▶ _Task_
In the records below, find each line containing the word "板材金属加工" and copy it.
— START OF Input —
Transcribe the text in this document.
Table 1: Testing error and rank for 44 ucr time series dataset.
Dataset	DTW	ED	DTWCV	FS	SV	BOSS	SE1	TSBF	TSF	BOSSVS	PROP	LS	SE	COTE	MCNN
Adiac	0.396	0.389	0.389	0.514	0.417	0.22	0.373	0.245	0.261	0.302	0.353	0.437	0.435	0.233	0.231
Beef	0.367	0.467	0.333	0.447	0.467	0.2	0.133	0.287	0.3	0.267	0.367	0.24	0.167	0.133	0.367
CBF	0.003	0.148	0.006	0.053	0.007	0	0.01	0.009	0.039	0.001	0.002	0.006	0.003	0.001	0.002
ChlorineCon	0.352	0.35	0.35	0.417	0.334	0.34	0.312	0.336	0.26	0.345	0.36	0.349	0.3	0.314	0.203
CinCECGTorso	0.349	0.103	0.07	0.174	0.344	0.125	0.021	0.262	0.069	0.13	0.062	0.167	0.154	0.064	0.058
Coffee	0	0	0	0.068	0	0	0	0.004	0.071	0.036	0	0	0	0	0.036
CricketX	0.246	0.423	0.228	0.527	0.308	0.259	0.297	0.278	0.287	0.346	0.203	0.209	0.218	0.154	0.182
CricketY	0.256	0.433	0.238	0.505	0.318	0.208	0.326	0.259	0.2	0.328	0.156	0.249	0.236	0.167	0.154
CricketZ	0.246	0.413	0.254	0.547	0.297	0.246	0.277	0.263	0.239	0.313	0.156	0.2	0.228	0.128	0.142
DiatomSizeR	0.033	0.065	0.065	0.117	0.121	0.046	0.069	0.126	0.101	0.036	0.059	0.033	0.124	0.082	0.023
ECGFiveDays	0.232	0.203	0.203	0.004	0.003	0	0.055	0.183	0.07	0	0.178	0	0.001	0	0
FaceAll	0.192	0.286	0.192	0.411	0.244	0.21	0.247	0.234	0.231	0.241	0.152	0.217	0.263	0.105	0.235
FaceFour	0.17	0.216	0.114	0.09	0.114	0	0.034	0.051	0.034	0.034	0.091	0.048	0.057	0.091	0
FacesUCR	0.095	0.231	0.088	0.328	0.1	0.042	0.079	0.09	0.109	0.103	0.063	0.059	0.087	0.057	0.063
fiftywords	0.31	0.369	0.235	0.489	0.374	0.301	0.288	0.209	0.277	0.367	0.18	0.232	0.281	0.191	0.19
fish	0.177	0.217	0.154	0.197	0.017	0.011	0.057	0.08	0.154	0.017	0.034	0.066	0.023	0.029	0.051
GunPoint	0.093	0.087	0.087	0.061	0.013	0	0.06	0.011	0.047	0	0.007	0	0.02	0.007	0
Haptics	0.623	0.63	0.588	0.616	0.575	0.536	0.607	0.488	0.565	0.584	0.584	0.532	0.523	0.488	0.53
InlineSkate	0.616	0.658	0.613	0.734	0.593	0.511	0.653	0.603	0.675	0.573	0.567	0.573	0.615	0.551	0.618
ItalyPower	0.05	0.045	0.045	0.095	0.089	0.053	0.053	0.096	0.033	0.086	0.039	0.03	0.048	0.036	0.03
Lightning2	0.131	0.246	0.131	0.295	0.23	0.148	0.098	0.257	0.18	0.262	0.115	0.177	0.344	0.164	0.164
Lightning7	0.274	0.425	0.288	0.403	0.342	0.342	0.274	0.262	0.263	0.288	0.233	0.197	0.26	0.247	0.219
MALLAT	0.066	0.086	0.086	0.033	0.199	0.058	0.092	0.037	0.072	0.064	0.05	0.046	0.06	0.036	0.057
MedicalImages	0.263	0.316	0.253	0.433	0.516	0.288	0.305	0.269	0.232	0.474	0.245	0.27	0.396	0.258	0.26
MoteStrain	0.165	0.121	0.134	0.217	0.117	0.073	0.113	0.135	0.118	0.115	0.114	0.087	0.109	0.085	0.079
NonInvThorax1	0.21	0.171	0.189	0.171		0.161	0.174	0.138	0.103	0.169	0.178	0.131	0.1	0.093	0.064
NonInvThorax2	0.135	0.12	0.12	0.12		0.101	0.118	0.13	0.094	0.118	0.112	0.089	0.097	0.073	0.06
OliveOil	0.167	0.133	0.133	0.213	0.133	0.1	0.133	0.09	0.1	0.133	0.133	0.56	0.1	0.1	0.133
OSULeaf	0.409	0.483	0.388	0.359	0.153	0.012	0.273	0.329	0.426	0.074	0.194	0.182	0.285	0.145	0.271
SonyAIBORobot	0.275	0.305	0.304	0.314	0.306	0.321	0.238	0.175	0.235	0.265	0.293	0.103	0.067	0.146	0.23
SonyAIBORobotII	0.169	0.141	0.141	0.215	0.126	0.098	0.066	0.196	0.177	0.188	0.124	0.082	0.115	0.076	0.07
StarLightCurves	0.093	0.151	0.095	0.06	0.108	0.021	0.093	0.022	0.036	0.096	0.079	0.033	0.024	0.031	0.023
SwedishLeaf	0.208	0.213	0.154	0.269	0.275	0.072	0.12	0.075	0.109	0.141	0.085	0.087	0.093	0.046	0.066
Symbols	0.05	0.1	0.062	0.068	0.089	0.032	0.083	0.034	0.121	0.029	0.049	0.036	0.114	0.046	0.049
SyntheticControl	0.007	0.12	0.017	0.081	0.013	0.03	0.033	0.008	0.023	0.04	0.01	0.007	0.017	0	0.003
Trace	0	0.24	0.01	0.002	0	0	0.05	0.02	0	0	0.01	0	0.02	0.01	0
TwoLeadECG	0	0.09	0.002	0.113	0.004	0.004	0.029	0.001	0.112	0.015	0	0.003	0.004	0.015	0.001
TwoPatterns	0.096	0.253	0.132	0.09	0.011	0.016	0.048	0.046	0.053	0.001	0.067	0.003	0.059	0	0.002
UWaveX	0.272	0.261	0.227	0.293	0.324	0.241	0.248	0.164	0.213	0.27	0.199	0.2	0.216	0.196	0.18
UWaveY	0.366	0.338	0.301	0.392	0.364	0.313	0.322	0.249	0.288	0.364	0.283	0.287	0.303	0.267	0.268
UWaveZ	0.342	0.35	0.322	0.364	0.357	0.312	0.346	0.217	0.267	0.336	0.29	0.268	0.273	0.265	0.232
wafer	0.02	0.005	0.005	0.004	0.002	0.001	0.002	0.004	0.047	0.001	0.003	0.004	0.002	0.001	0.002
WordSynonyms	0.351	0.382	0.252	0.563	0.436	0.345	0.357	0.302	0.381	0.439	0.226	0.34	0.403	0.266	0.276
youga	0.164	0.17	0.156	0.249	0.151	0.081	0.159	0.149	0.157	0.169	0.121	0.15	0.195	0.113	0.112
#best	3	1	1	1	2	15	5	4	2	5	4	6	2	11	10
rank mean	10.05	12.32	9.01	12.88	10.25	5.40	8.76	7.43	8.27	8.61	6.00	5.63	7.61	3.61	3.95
— END OF Input —
— START OF Input —
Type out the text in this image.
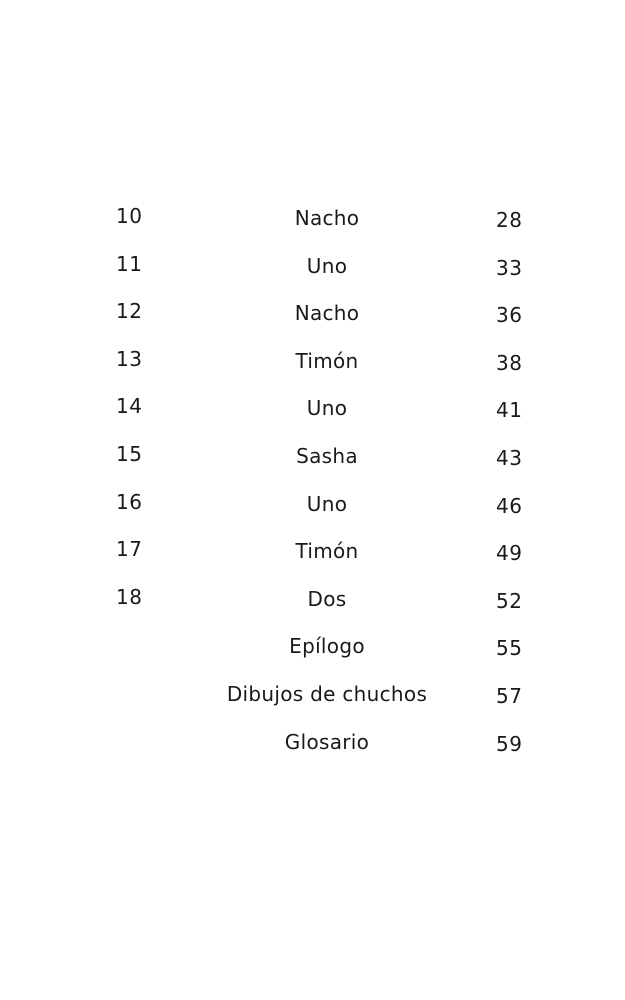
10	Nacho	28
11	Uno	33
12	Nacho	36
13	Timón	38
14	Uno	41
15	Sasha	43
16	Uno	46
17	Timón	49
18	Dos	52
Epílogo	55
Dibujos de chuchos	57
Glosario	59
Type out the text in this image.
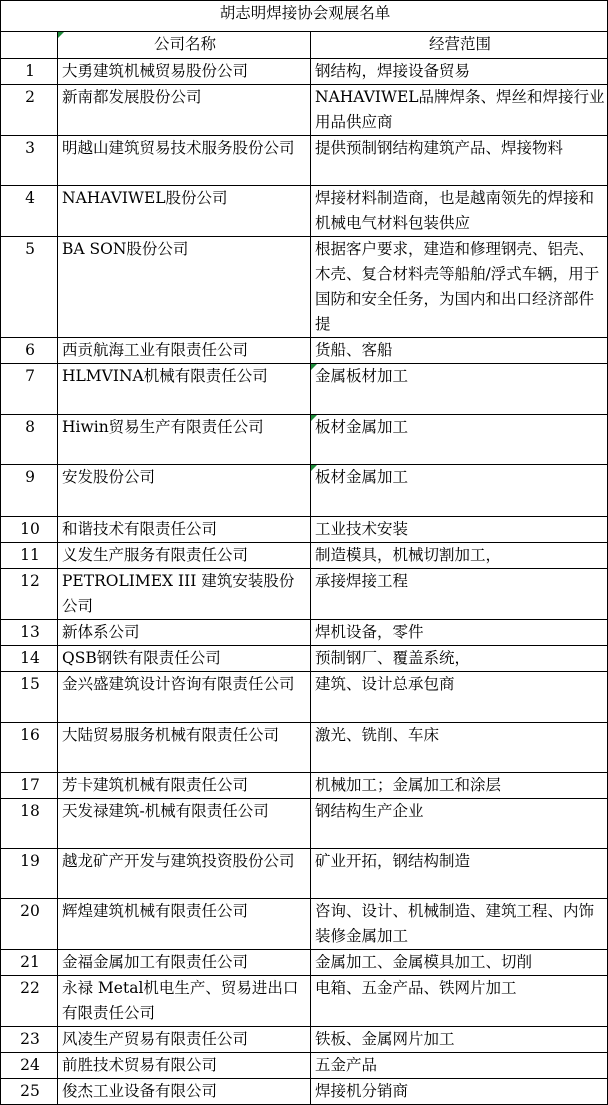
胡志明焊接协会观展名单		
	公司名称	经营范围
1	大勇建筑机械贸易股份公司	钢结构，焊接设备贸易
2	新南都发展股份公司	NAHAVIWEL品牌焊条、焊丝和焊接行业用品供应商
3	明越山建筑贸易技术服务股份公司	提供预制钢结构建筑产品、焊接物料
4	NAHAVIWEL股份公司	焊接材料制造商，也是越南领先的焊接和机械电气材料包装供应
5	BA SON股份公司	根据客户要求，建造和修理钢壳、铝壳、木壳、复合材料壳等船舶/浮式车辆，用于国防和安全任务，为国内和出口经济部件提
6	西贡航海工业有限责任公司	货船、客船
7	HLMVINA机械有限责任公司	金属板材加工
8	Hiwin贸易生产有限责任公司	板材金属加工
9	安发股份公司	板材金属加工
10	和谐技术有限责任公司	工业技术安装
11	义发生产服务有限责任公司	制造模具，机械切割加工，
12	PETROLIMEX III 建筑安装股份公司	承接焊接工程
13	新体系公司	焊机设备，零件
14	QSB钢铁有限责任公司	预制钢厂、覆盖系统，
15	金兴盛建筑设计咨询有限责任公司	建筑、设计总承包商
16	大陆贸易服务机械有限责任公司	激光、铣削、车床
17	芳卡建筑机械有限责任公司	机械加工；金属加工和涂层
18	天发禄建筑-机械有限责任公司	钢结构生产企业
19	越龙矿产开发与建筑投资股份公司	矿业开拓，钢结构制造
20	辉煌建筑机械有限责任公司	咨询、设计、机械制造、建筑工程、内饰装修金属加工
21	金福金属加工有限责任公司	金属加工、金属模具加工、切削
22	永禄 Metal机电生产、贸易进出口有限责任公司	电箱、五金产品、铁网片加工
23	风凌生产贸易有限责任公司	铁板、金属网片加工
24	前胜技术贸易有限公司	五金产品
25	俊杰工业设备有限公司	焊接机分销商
— END OF Input —
▶ _Finished answer_
8	Hiwin贸易生产有限责任公司	板材金属加工
9	安发股份公司	板材金属加工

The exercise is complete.